[Written exercise]: Copy every line from the material below that holds "label".

═══ Records

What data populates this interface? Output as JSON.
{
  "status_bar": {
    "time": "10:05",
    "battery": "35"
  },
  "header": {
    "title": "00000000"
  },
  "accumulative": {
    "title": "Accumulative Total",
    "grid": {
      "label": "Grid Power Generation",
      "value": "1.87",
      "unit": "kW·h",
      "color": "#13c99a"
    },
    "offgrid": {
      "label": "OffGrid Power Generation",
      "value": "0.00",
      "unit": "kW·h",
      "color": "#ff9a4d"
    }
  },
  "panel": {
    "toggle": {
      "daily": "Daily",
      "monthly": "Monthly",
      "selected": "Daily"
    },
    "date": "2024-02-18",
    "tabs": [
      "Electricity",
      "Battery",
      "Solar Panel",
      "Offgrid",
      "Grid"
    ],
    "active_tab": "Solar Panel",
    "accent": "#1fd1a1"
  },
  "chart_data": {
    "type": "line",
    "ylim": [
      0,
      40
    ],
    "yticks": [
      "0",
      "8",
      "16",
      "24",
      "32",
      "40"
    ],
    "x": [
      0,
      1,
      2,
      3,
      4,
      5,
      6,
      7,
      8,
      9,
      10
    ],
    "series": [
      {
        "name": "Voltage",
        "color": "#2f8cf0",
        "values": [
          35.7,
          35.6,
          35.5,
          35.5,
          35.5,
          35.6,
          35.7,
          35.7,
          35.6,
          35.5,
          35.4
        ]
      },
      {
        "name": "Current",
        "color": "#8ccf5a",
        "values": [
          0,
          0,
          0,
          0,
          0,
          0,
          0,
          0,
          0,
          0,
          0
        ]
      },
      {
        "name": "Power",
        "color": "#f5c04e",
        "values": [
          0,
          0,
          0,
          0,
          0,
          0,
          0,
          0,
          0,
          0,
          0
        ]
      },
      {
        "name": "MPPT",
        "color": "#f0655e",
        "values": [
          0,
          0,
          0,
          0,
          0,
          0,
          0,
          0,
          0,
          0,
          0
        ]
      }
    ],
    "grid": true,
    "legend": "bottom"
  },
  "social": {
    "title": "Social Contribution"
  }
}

══════

[Output of the exercise]:
      "label": "Grid Power Generation",
      "label": "OffGrid Power Generation",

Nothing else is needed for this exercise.